(DOCUMENT)

Make unique array with minimal sum

Question

It is a interview question. Given an array, e.g., [3,2,1,2,7], we want to make all elements in this array unique by incrementing duplicate elements and we require the sum of the refined array is minimal. For example the answer for [3,2,1,2,7] is [3,2,1,4,7] and its sum is 17. Any ideas?

Are you looking for any solution, or do you also have a peformance bound to hit here? — Tim Biegeleisen
– Tim Biegeleisen, Commented Oct 8, 2017 at 8:36
Sort the array. Scan from left to right (low to high), if any element is the same as its left neighbour add 1 to it. Unsort the array (you did remember to keep the sort permutation didn't you ?). — High Performance Mark
– High Performance Mark, Commented Oct 8, 2017 at 9:57

High Performance Mark · Accepted Answer · 2017-10-08 12:43:27Z

2

It's not quite as simple as my earlier comment suggested, but it's not terrifically complicated.

First, sort the input array. If it matters to be able to recover the original order of the elements then record the permutation used for the sort.

(DATA RECORDS)
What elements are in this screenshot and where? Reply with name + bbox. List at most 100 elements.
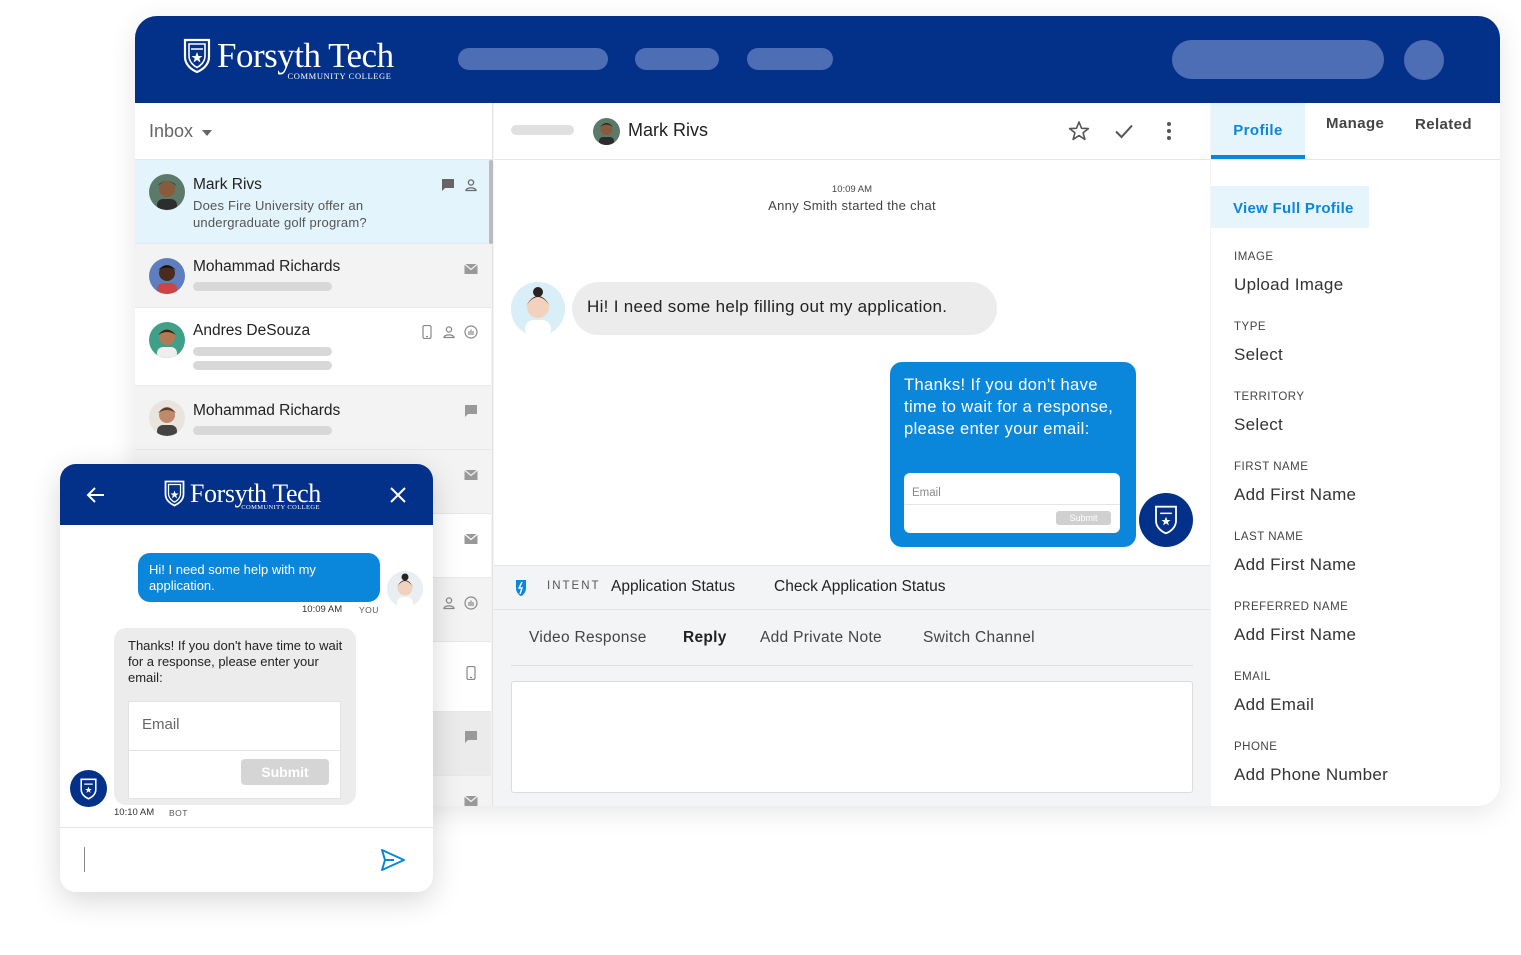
shield-logo-icon (164, 480, 185, 507)
forsyth-tech-logo[interactable]: Forsyth Tech COMMUNITY COLLEGE (183, 36, 394, 81)
scrollbar[interactable] (489, 160, 493, 244)
nav-placeholder-2[interactable] (635, 48, 719, 70)
intent-bar: INTENT Application Status Check Applicat… (494, 565, 1210, 610)
preview-placeholder (193, 282, 332, 291)
profile-tabs: Profile Manage Related (1211, 103, 1500, 160)
email-input[interactable]: Email (142, 717, 180, 733)
star-icon[interactable] (1067, 119, 1091, 143)
bot-avatar (1139, 493, 1193, 547)
widget-divider (60, 827, 433, 828)
intent-action-link[interactable]: Check Application Status (774, 578, 945, 596)
conversation-item[interactable]: Mark Rivs Does Fire University offer an … (135, 160, 491, 244)
mail-icon (464, 469, 478, 480)
tab-add-private-note[interactable]: Add Private Note (760, 629, 882, 647)
user-tag: YOU (359, 605, 379, 615)
intent-value: Application Status (611, 578, 736, 595)
tab-reply[interactable]: Reply (683, 629, 727, 647)
nav-placeholder-1[interactable] (458, 48, 608, 70)
more-vertical-icon[interactable] (1157, 119, 1181, 143)
user-avatar[interactable] (1404, 40, 1444, 80)
search-placeholder[interactable] (1172, 40, 1384, 79)
field-value-type[interactable]: Select (1234, 345, 1283, 365)
forsyth-tech-logo: Forsyth Tech COMMUNITY COLLEGE (164, 479, 321, 511)
bot-message-time: 10:10 AM (114, 807, 155, 818)
send-icon[interactable] (380, 848, 406, 872)
outgoing-message: Thanks! If you don't have time to wait f… (890, 362, 1136, 547)
tab-video-response[interactable]: Video Response (529, 629, 647, 647)
form-divider (129, 750, 340, 751)
field-label-email: EMAIL (1234, 671, 1272, 683)
field-value-first-name[interactable]: Add First Name (1234, 485, 1356, 505)
person-icon (443, 326, 455, 339)
contact-name: Mohammad Richards (193, 402, 341, 419)
tab-related[interactable]: Related (1415, 116, 1472, 133)
chat-bubble-icon (465, 731, 477, 743)
inbox-title: Inbox (149, 120, 194, 141)
chat-bubble-icon (465, 405, 477, 417)
field-label-type: TYPE (1234, 321, 1267, 333)
brand-subtitle: COMMUNITY COLLEGE (241, 504, 320, 511)
shield-logo-icon (183, 38, 211, 74)
system-message: Anny Smith started the chat (768, 198, 936, 213)
reply-composer: Video Response Reply Add Private Note Sw… (494, 610, 1210, 806)
submit-button[interactable]: Submit (1056, 511, 1111, 525)
mail-icon (464, 263, 478, 274)
mobile-phone-icon (422, 325, 432, 339)
email-capture-form: Email Submit (128, 701, 341, 799)
form-divider (904, 504, 1120, 505)
field-value-email[interactable]: Add Email (1234, 695, 1314, 715)
top-bar: Forsyth Tech COMMUNITY COLLEGE (135, 16, 1500, 103)
contact-avatar (149, 400, 185, 436)
bot-message: Thanks! If you don't have time to wait f… (114, 628, 356, 805)
conversation-panel: Mark Rivs 10:09 AM Anny Smith started th… (494, 103, 1210, 806)
message-input[interactable] (84, 847, 85, 872)
preview-placeholder (193, 347, 332, 356)
visitor-avatar (511, 282, 565, 336)
field-value-preferred-name[interactable]: Add First Name (1234, 625, 1356, 645)
field-label-phone: PHONE (1234, 741, 1278, 753)
email-input[interactable]: Email (912, 482, 941, 504)
tab-profile[interactable]: Profile (1211, 103, 1305, 159)
conversation-item[interactable]: Mohammad Richards (135, 386, 491, 450)
checkmark-icon[interactable] (1112, 119, 1136, 143)
user-avatar (387, 571, 423, 607)
nav-placeholder-3[interactable] (747, 48, 833, 70)
field-label-image: IMAGE (1234, 251, 1274, 263)
field-value-phone[interactable]: Add Phone Number (1234, 765, 1388, 785)
conversation-item[interactable]: Mohammad Richards (135, 244, 491, 308)
intent-label: INTENT (547, 580, 601, 592)
chat-widget: Forsyth Tech COMMUNITY COLLEGE Hi! I nee… (60, 464, 433, 892)
brand-name: Forsyth Tech (190, 479, 321, 508)
person-icon (443, 597, 455, 610)
caret-down-icon (202, 129, 213, 136)
person-icon (465, 179, 477, 192)
conversation-header: Mark Rivs (494, 103, 1210, 160)
outgoing-message-text: Thanks! If you don't have time to wait f… (904, 376, 1114, 438)
brand-name: Forsyth Tech (217, 36, 394, 75)
field-label-first-name: FIRST NAME (1234, 461, 1309, 473)
composer-divider (511, 665, 1193, 666)
tab-switch-channel[interactable]: Switch Channel (923, 629, 1035, 647)
tab-manage[interactable]: Manage (1326, 115, 1384, 132)
field-value-territory[interactable]: Select (1234, 415, 1283, 435)
field-value-image[interactable]: Upload Image (1234, 275, 1343, 295)
close-icon[interactable] (387, 484, 409, 506)
inbox-dropdown[interactable]: Inbox (135, 103, 492, 160)
view-full-profile-button[interactable]: View Full Profile (1211, 186, 1369, 228)
contact-name: Mark Rivs (628, 120, 708, 140)
submit-button[interactable]: Submit (241, 759, 329, 785)
user-message: Hi! I need some help with my application… (138, 553, 380, 602)
back-arrow-icon[interactable] (84, 483, 108, 507)
chat-timestamp: 10:09 AM (831, 184, 873, 195)
bot-tag: BOT (169, 808, 188, 818)
contact-avatar (149, 258, 185, 294)
user-message-time: 10:09 AM (302, 604, 343, 615)
field-value-last-name[interactable]: Add First Name (1234, 555, 1356, 575)
brand-subtitle: COMMUNITY COLLEGE (287, 71, 392, 81)
reply-textarea[interactable] (511, 681, 1193, 793)
profile-panel: Profile Manage Related View Full Profile… (1211, 103, 1500, 806)
conversation-item[interactable]: Andres DeSouza (135, 308, 491, 386)
contact-avatar (593, 118, 620, 145)
shield-logo-icon (80, 777, 97, 800)
contact-avatar (149, 174, 185, 210)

(DIRECTIONS FOR THIS TASK) From the thread on making an array unique with a minimal sum, return the passage starting with "Are you looking" and going on through "for the sort.", copied word for word.

(WRITTEN RESPONSE)
Are you looking for any solution, or do you also have a peformance bound to hit here? — Tim Biegeleisen
– Tim Biegeleisen, Commented Oct 8, 2017 at 8:36
Sort the array. Scan from left to right (low to high), if any element is the same as its left neighbour add 1 to it. Unsort the array (you did remember to keep the sort permutation didn't you ?). — High Performance Mark
– High Performance Mark, Commented Oct 8, 2017 at 9:57

High Performance Mark · Accepted Answer · 2017-10-08 12:43:27Z

2

It's not quite as simple as my earlier comment suggested, but it's not terrifically complicated.

First, sort the input array. If it matters to be able to recover the original order of the elements then record the permutation used for the sort.